§ **Problem to solve**
Print the full listing exactly.

(Part of a data file)
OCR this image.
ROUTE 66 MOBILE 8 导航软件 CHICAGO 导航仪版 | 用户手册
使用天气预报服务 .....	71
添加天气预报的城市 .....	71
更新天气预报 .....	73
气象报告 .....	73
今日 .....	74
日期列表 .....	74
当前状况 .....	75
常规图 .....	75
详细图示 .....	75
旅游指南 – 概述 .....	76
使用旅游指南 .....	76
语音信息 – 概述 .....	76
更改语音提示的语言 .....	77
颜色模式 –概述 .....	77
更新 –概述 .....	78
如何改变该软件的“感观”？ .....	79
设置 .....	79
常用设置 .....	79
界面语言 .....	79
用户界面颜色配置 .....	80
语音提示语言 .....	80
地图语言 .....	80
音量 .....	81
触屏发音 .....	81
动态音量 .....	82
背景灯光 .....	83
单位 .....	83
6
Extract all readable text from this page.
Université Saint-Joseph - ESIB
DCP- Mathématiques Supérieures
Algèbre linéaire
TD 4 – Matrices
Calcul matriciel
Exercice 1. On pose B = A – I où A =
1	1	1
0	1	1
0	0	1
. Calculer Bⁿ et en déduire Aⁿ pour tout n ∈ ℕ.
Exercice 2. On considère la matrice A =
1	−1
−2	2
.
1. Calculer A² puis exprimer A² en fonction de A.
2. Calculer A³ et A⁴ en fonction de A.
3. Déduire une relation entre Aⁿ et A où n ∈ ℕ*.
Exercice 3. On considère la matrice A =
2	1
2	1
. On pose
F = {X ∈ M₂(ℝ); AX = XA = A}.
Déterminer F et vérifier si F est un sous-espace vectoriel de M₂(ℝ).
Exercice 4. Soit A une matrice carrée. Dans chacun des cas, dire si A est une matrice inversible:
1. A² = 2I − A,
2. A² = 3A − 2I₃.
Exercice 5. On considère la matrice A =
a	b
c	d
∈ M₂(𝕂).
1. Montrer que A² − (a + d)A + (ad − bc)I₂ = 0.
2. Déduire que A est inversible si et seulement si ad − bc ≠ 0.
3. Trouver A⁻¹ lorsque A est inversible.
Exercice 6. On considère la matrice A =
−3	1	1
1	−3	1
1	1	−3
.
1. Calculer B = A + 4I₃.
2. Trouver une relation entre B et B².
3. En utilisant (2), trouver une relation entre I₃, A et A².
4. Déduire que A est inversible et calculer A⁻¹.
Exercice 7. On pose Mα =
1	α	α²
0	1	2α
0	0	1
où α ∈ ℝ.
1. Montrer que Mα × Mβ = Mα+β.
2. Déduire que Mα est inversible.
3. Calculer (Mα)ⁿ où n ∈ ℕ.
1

§ **Solved exercise**
OCR this image.
ROUTE 66 MOBILE 8 导航软件 CHICAGO 导航仪版 | 用户手册
使用天气预报服务 .....	71
添加天气预报的城市 .....	71
更新天气预报 .....	73
气象报告 .....	73
今日 .....	74
日期列表 .....	74
当前状况 .....	75
常规图 .....	75
详细图示 .....	75
旅游指南 – 概述 .....	76
使用旅游指南 .....	76
语音信息 – 概述 .....	76
更改语音提示的语言 .....	77
颜色模式 –概述 .....	77
更新 –概述 .....	78
如何改变该软件的“感观”？ .....	79
设置 .....	79
常用设置 .....	79
界面语言 .....	79
用户界面颜色配置 .....	80
语音提示语言 .....	80
地图语言 .....	80
音量 .....	81
触屏发音 .....	81
动态音量 .....	82
背景灯光 .....	83
单位 .....	83
6
Extract all readable text from this page.
Université Saint-Joseph - ESIB
DCP- Mathématiques Supérieures
Algèbre linéaire
TD 4 – Matrices
Calcul matriciel
Exercice 1. On pose B = A – I où A =
1	1	1
0	1	1
0	0	1
. Calculer Bⁿ et en déduire Aⁿ pour tout n ∈ ℕ.
Exercice 2. On considère la matrice A =
1	−1
−2	2
.
1. Calculer A² puis exprimer A² en fonction de A.
2. Calculer A³ et A⁴ en fonction de A.
3. Déduire une relation entre Aⁿ et A où n ∈ ℕ*.
Exercice 3. On considère la matrice A =
2	1
2	1
. On pose
F = {X ∈ M₂(ℝ); AX = XA = A}.
Déterminer F et vérifier si F est un sous-espace vectoriel de M₂(ℝ).
Exercice 4. Soit A une matrice carrée. Dans chacun des cas, dire si A est une matrice inversible:
1. A² = 2I − A,
2. A² = 3A − 2I₃.
Exercice 5. On considère la matrice A =
a	b
c	d
∈ M₂(𝕂).
1. Montrer que A² − (a + d)A + (ad − bc)I₂ = 0.
2. Déduire que A est inversible si et seulement si ad − bc ≠ 0.
3. Trouver A⁻¹ lorsque A est inversible.
Exercice 6. On considère la matrice A =
−3	1	1
1	−3	1
1	1	−3
.
1. Calculer B = A + 4I₃.
2. Trouver une relation entre B et B².
3. En utilisant (2), trouver une relation entre I₃, A et A².
4. Déduire que A est inversible et calculer A⁻¹.
Exercice 7. On pose Mα =
1	α	α²
0	1	2α
0	0	1
où α ∈ ℝ.
1. Montrer que Mα × Mβ = Mα+β.
2. Déduire que Mα est inversible.
3. Calculer (Mα)ⁿ où n ∈ ℕ.
1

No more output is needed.